Saved data entries
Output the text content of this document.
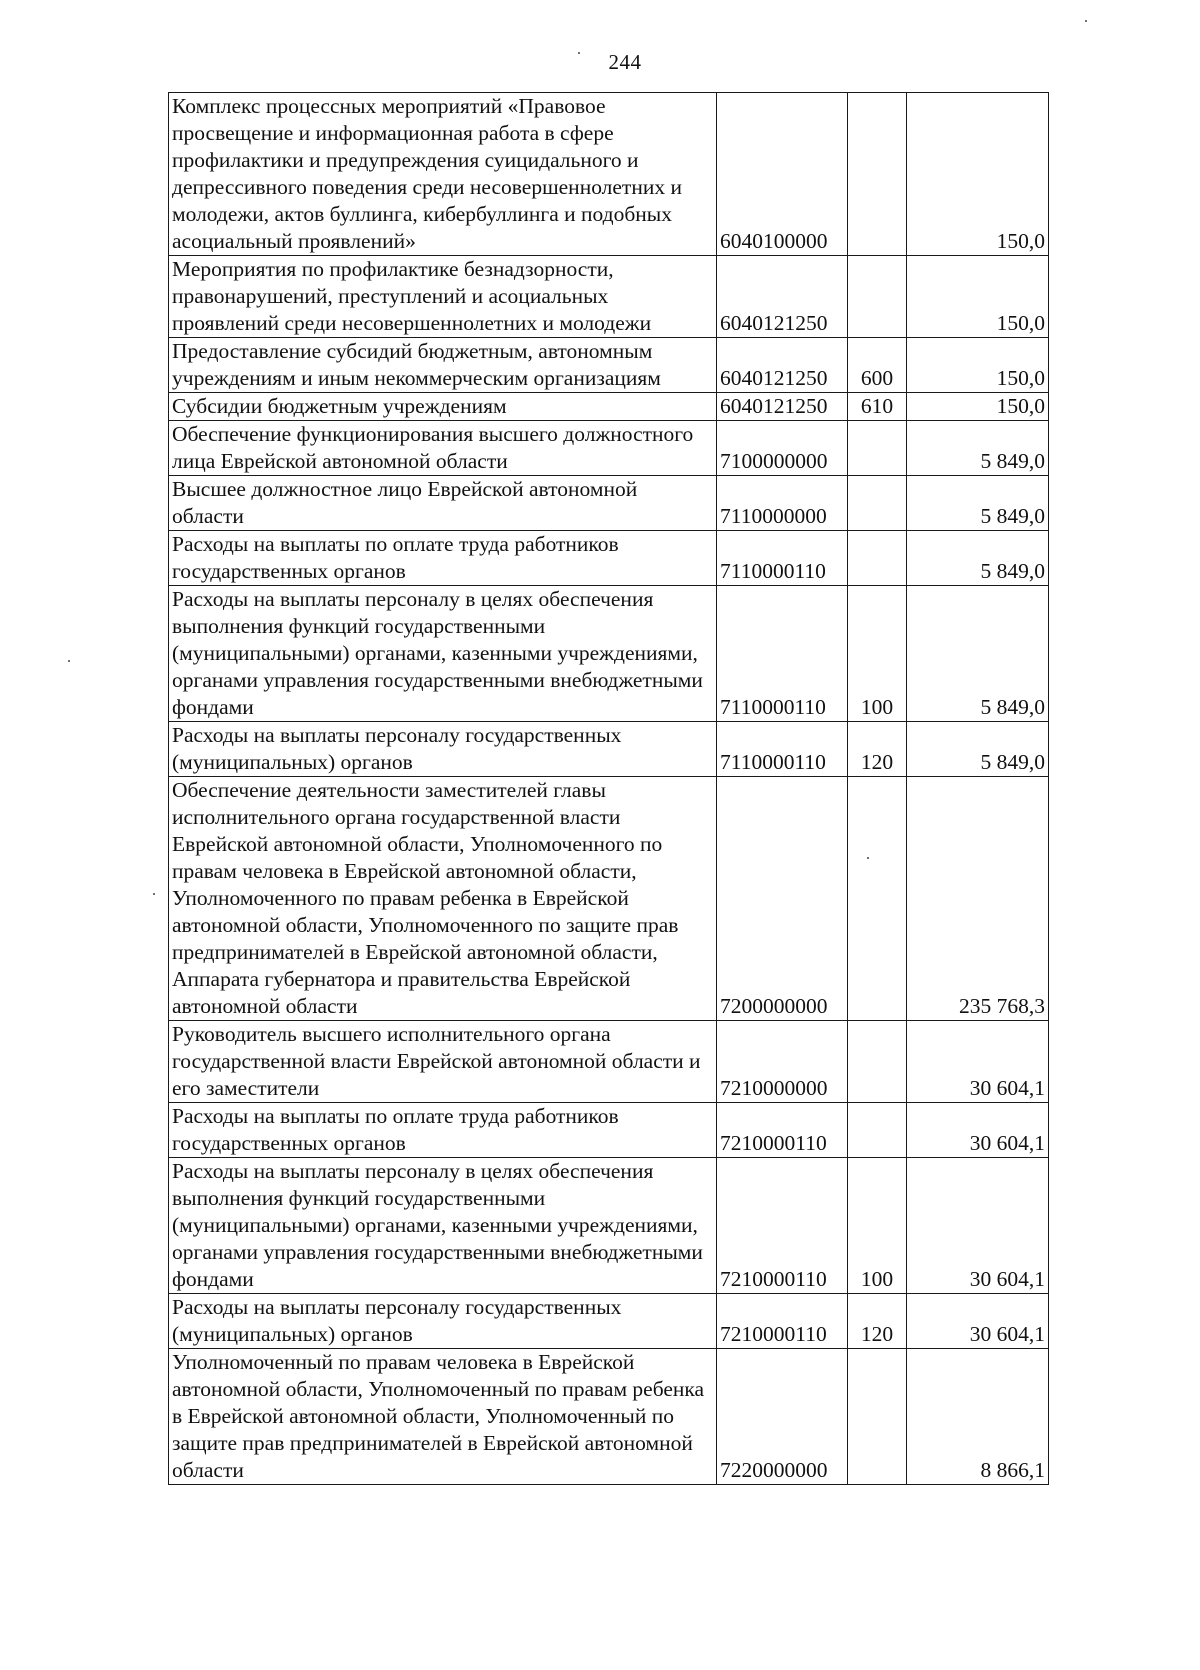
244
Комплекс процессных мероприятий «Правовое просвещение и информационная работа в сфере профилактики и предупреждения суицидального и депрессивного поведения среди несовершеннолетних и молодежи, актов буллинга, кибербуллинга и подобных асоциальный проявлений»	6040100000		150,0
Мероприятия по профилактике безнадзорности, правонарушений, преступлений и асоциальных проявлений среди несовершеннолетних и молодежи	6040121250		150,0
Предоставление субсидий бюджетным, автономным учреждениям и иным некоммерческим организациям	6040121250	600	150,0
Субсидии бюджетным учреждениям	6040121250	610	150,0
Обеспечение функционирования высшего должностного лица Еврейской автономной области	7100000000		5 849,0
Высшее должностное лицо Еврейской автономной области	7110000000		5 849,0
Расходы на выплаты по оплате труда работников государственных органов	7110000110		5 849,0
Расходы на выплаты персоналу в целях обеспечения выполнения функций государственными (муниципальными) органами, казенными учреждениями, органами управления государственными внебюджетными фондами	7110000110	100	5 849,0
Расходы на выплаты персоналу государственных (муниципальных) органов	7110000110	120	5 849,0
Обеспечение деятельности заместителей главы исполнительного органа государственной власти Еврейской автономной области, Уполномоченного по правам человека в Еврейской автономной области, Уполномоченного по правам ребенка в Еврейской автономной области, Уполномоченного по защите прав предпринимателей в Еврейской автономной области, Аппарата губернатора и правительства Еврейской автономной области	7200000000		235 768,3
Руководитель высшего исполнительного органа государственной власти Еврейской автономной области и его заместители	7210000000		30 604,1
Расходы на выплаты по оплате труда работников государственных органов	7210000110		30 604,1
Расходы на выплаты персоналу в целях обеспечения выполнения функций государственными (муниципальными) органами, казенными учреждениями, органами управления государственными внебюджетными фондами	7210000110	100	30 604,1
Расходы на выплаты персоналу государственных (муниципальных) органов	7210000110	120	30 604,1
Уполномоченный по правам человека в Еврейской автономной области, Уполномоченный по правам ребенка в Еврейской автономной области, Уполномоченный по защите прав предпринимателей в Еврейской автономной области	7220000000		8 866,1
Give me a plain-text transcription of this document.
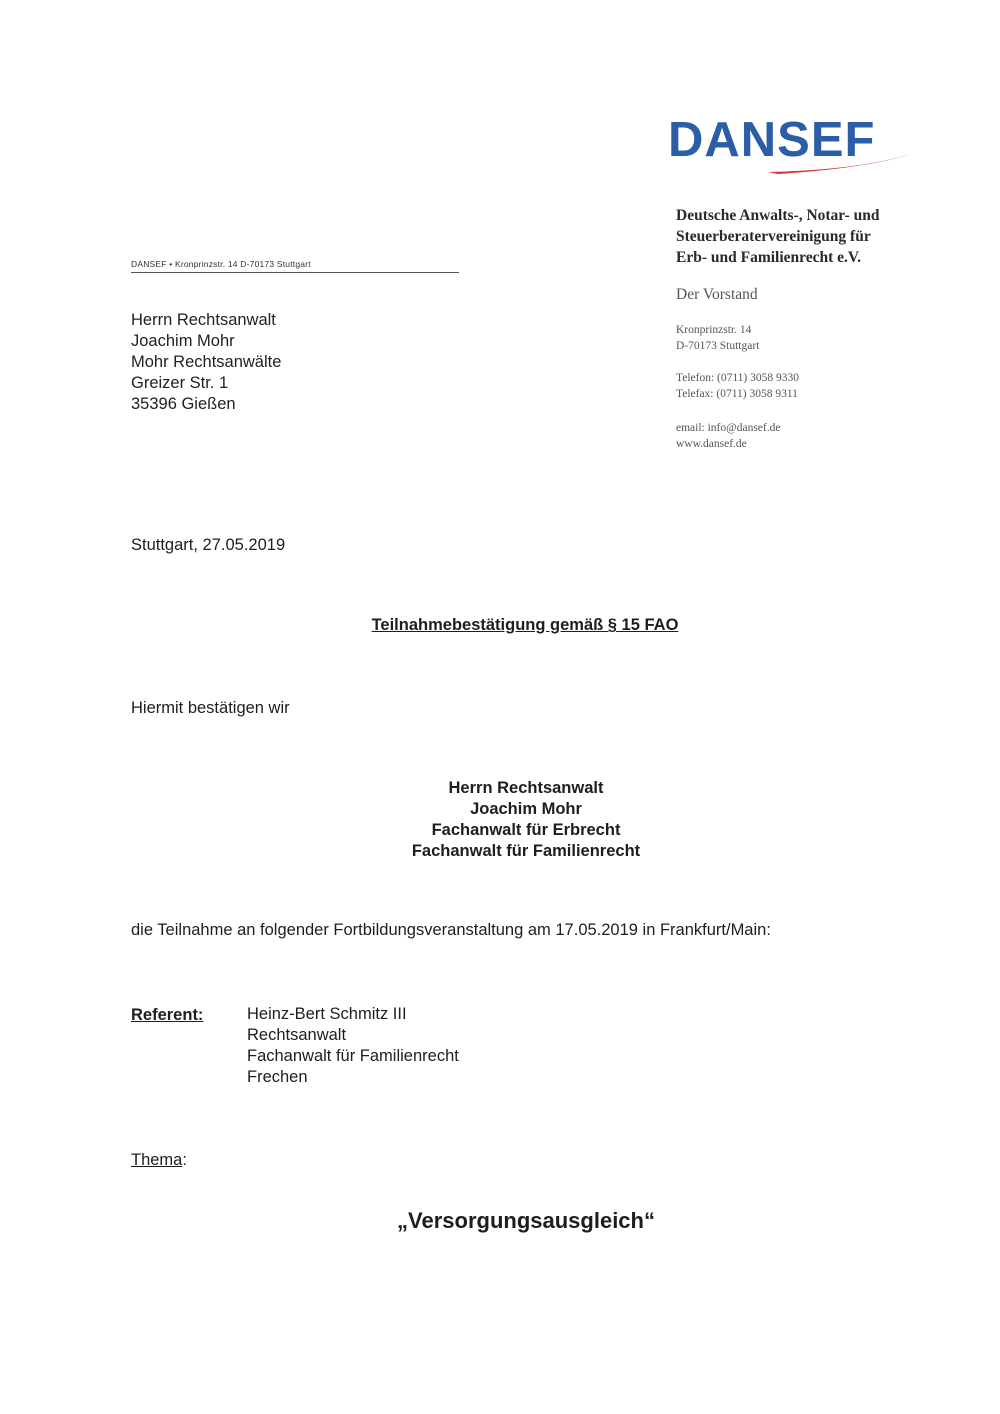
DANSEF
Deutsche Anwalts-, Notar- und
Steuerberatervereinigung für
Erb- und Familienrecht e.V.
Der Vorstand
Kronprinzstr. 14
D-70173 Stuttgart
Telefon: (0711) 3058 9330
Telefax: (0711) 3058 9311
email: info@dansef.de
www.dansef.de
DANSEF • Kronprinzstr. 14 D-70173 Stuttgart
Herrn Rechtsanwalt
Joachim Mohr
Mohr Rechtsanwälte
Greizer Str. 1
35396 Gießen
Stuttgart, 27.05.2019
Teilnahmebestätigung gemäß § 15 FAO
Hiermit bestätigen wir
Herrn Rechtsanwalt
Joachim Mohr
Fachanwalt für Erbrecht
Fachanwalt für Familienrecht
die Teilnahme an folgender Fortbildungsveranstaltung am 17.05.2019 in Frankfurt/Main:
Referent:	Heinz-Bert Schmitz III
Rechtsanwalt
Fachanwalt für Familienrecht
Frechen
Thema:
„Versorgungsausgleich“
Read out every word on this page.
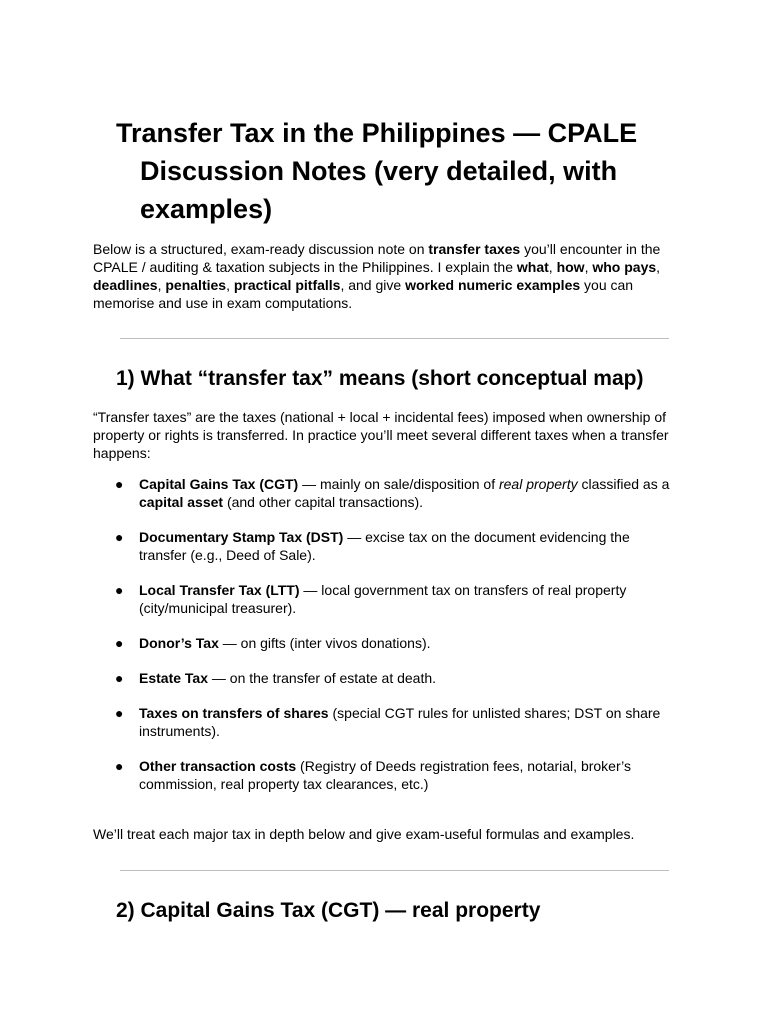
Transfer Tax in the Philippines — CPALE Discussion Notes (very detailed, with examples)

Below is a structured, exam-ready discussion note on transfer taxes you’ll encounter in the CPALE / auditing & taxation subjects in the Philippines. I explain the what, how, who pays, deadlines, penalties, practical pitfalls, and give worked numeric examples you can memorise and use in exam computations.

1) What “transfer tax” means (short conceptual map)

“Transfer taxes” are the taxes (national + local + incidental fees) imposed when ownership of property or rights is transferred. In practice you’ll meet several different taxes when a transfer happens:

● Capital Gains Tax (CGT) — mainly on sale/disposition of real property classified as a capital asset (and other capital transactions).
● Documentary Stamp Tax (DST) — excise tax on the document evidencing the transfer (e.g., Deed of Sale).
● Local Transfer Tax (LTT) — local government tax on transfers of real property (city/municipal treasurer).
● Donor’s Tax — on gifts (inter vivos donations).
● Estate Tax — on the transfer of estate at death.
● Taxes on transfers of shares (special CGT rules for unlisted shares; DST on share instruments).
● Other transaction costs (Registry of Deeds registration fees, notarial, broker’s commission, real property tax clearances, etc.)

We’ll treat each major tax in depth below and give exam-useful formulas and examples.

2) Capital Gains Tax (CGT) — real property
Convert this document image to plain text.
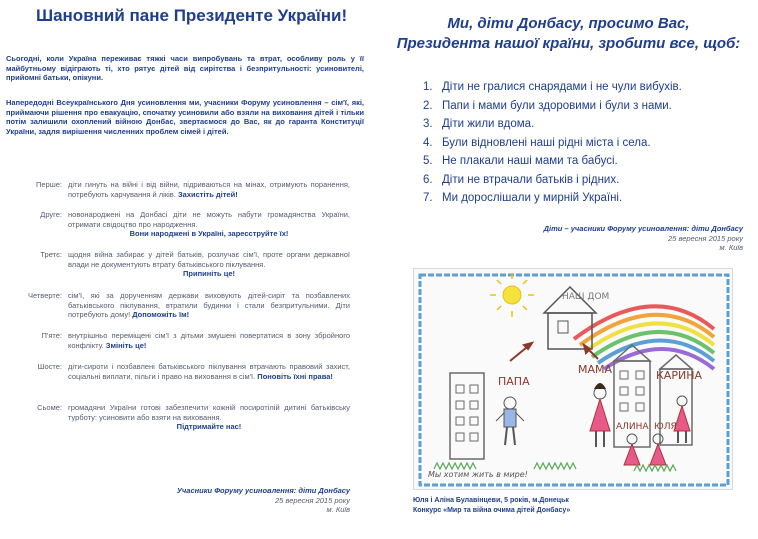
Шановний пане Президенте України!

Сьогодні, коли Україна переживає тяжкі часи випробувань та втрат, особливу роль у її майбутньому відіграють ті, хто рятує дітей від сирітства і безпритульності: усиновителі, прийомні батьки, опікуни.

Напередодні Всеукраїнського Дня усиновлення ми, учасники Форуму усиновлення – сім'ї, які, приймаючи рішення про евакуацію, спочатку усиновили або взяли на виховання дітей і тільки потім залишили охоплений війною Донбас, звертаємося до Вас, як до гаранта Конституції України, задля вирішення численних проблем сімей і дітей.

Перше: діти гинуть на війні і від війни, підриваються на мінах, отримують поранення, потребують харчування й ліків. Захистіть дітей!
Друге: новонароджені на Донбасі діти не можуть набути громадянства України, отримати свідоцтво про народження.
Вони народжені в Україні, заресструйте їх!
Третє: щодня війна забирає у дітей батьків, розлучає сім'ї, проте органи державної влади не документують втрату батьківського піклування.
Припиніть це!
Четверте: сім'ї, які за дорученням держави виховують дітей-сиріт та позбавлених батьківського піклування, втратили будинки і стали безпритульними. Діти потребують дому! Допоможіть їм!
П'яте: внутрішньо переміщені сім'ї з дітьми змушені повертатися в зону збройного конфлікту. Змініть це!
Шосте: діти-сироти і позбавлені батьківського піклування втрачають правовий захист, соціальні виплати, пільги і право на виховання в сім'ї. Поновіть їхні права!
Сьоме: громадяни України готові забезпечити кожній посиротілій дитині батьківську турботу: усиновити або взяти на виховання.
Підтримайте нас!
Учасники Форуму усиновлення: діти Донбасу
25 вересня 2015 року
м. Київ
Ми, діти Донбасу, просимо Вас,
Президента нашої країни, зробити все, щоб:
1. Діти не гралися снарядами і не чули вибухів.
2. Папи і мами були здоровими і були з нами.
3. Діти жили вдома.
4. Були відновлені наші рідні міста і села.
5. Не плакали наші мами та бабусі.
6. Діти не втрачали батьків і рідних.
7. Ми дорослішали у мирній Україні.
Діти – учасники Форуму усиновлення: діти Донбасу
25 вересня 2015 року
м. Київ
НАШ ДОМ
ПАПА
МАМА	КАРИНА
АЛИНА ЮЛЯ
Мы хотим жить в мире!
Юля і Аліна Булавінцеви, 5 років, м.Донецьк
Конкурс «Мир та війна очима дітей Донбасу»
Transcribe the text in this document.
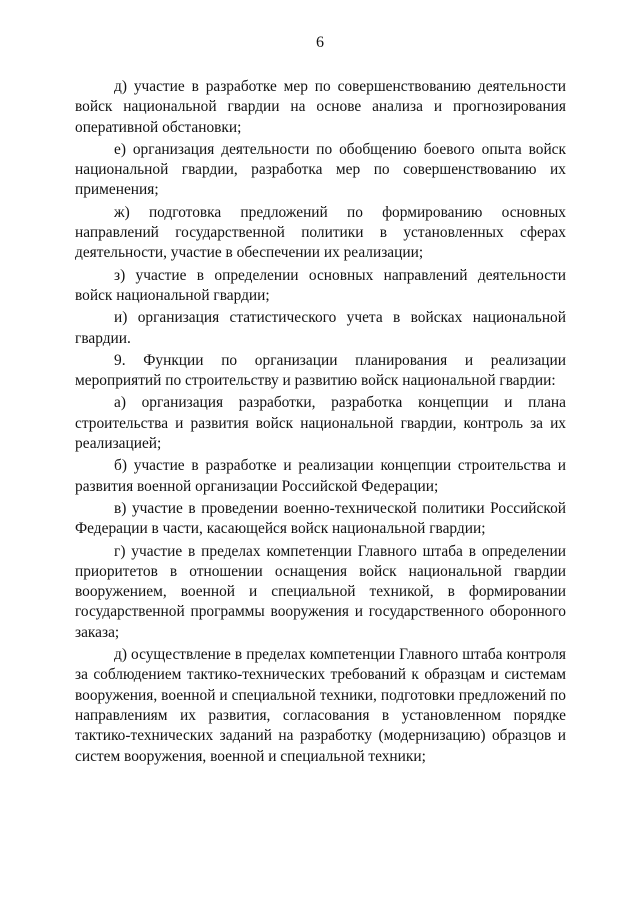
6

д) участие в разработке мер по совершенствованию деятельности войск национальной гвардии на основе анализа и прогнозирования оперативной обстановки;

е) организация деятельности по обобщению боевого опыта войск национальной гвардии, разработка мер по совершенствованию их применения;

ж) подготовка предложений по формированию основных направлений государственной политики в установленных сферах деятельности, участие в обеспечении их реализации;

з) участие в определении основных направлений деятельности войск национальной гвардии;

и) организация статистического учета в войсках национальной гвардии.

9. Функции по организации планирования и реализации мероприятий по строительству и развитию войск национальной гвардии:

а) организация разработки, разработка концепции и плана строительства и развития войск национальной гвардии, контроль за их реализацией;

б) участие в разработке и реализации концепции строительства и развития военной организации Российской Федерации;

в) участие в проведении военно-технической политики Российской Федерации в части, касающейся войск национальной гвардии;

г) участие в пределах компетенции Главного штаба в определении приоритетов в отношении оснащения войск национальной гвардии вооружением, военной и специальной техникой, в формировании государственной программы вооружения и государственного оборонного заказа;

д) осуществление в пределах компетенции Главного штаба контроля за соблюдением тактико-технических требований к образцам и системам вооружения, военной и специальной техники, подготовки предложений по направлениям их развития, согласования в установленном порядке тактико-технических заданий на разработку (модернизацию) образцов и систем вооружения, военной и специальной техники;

_TASK REQUIREMENTS_
Reproduce each line from the records that contains the word "Форуму".

_FINAL RESULT_
Напередодні Всеукраїнського Дня усиновлення ми, учасники Форуму усиновлення – сім'ї, які, приймаючи рішення про евакуацію, спочатку усиновили або взяли на виховання дітей і тільки потім залишили охоплений війною Донбас, звертаємося до Вас, як до гаранта Конституції України, задля вирішення численних проблем сімей і дітей.
Учасники Форуму усиновлення: діти Донбасу
Діти – учасники Форуму усиновлення: діти Донбасу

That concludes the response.